REQUIREMENT: Rewrite the Buzzy Kerbox biography from "Surfing renown" to "known as SUP.", replacing "Zodiac" with "inflatable".

SOURCE EXTRACT:

Burton "Buzzy" Kerbox is an American surfer, photographer and model. He is best known for co-developing tow-in surfing with Laird Hamilton, Dave Kalama and a handful of other surfers in the mid-1990s.

Early life
Kerbox was born in 1956 in Indianapolis, Indiana. His family moved to Kailua, in eastern Oahu, in 1965.

Surfing renown
Shortly after having moved to Hawaii, in 1966, Kerbox began surfing. He was ranked in the top ten in 1977, 1978 and 1980. He won the 1978 World Cup at Sunset Beach and the 1980 Surfabout in Sydney. His development of tow-in surfing, along with fellow surfers Dave Kalama, Laird Hamilton and others, paved the way for surfers worldwide to catch waves which were previously thought to be out of reach, either because they were far from natural breaks like beaches and coasts or because they were too big. The first few tow-in sessions were done using Kerbox's 15-foot Zodiac motorboat. In more recent years, Kerbox has been an advocate for standup paddle boarding, also known as SUP.

Tow-in surfing
Surfers are towed out to a breaking wave via a PWC (personal watercraft, such as a Jet Ski) or a helicopter. The surfer holds a line attached to the motorized vehicle. He or she is then set into place, at which point he or she drops the line and surfs the wave. Prior to the development of the tow-in method, surfers were generally unable, on their own, to catch waves topping much more than 20'. With the advent of the tow-in method, surfers were able to catch waves two and three times that height, or even taller. Driver and surfer generally trade roles during a surfing session, which helps to build both rapport and trust in a situation which can quickly turn dangerous for both. Tow-in is generally thought to have revolutionized big wave surfing. Kerbox and other professional surfers were featured in Susan Casey's 2011 non-fiction volume The Wave.

SUPPLIED INFORMATION:
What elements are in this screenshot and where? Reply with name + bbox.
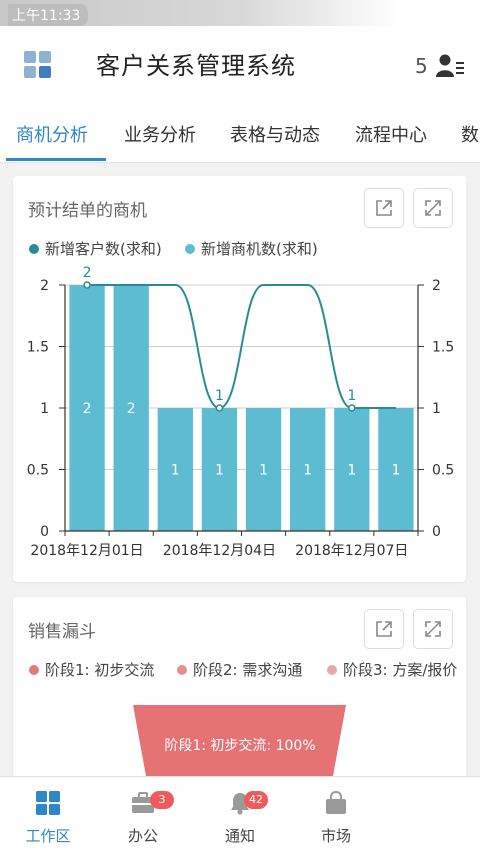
nav-notifications-badge: 42 bbox=[244, 791, 268, 809]
workspace-grid-icon bbox=[36, 791, 60, 815]
line-point-label-0: 2 bbox=[83, 265, 92, 281]
y-tick-label-left: 1 bbox=[40, 401, 49, 417]
funnel-chart: 阶段1: 初步交流: 100% bbox=[133, 705, 346, 787]
opportunity-chart: 0 0 0.5 0.5 1 1 1.5 1.5 2 2 2 2 1 1 1 1 1 1 2018年12月01日 201… bbox=[27, 265, 455, 559]
tab-business-analysis[interactable]: 业务分析 bbox=[124, 121, 196, 147]
shopping-bag-icon bbox=[326, 791, 346, 814]
bar-label-6: 1 bbox=[347, 463, 356, 479]
y-tick-label-left: 0.5 bbox=[27, 463, 49, 479]
line-point-label-3: 1 bbox=[215, 388, 224, 404]
y-tick-label-right: 0 bbox=[432, 524, 441, 540]
line-point-0 bbox=[83, 281, 91, 289]
x-tick-label: 2018年12月04日 bbox=[163, 543, 276, 559]
app-header: 客户关系管理系统 5 bbox=[0, 26, 480, 106]
user-count: 5 bbox=[415, 54, 428, 78]
nav-market[interactable]: 市场 bbox=[291, 777, 381, 854]
bar-label-7: 1 bbox=[391, 463, 400, 479]
y-tick-label-left: 2 bbox=[40, 278, 49, 294]
nav-office[interactable]: 3 办公 bbox=[98, 777, 188, 854]
tab-opportunity-analysis[interactable]: 商机分析 bbox=[16, 121, 88, 147]
app-grid-icon[interactable] bbox=[24, 51, 52, 79]
nav-office-label: 办公 bbox=[127, 827, 158, 845]
nav-workspace[interactable]: 工作区 bbox=[3, 777, 93, 854]
y-tick-label-right: 2 bbox=[432, 278, 441, 294]
tab-active-indicator bbox=[6, 158, 106, 161]
nav-workspace-label: 工作区 bbox=[25, 827, 71, 845]
y-tick-label-right: 1.5 bbox=[432, 340, 454, 356]
nav-office-badge: 3 bbox=[150, 791, 174, 809]
bar-label-3: 1 bbox=[215, 463, 224, 479]
bar-label-2: 1 bbox=[171, 463, 180, 479]
nav-notifications[interactable]: 42 通知 bbox=[195, 777, 285, 854]
x-tick-label: 2018年12月01日 bbox=[30, 543, 143, 559]
tab-tables-dynamics[interactable]: 表格与动态 bbox=[230, 121, 320, 147]
y-tick-label-left: 1.5 bbox=[27, 340, 49, 356]
tab-more[interactable]: 数 bbox=[461, 121, 479, 147]
page-title: 客户关系管理系统 bbox=[96, 52, 296, 80]
line-point-6 bbox=[348, 404, 356, 412]
funnel-stage1-label: 阶段1: 初步交流: 100% bbox=[164, 737, 315, 754]
y-tick-label-right: 1 bbox=[432, 401, 441, 417]
bar-label-0: 2 bbox=[83, 401, 92, 417]
bar-label-1: 2 bbox=[127, 401, 136, 417]
bottom-nav: 工作区 3 办公 42 通知 市场 bbox=[0, 776, 480, 854]
line-point-label-6: 1 bbox=[347, 388, 356, 404]
user-list-icon[interactable] bbox=[436, 53, 464, 79]
sales-funnel-card: 销售漏斗 阶段1: 初步交流 阶段2: 需求沟通 阶段3: 方案/报价 阶段1:… bbox=[13, 597, 466, 797]
tab-bar: 商机分析 业务分析 表格与动态 流程中心 数 bbox=[0, 106, 480, 163]
y-tick-label-left: 0 bbox=[40, 524, 49, 540]
nav-market-label: 市场 bbox=[320, 827, 351, 845]
tab-process-center[interactable]: 流程中心 bbox=[355, 121, 427, 147]
status-bar: 上午11:33 bbox=[0, 0, 480, 26]
bar-label-4: 1 bbox=[259, 463, 268, 479]
x-tick-label: 2018年12月07日 bbox=[295, 543, 408, 559]
bar-label-5: 1 bbox=[303, 463, 312, 479]
expected-deals-card: 预计结单的商机 新增客户数(求和) 新增商机数(求和) 0 0 0.5 0.5 1 1 1.… bbox=[13, 176, 466, 582]
nav-notifications-label: 通知 bbox=[224, 827, 255, 845]
status-time: 上午11:33 bbox=[8, 4, 89, 26]
y-tick-label-right: 0.5 bbox=[432, 463, 454, 479]
line-point-3 bbox=[215, 404, 224, 412]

WRITTEN SOLUTION:
Surfing renown
Shortly after having moved to Hawaii, in 1966, Kerbox began surfing. He was ranked in the top ten in 1977, 1978 and 1980. He won the 1978 World Cup at Sunset Beach and the 1980 Surfabout in Sydney. His development of tow-in surfing, along with fellow surfers Dave Kalama, Laird Hamilton and others, paved the way for surfers worldwide to catch waves which were previously thought to be out of reach, either because they were far from natural breaks like beaches and coasts or because they were too big. The first few tow-in sessions were done using Kerbox's 15-foot inflatable motorboat. In more recent years, Kerbox has been an advocate for standup paddle boarding, also known as SUP.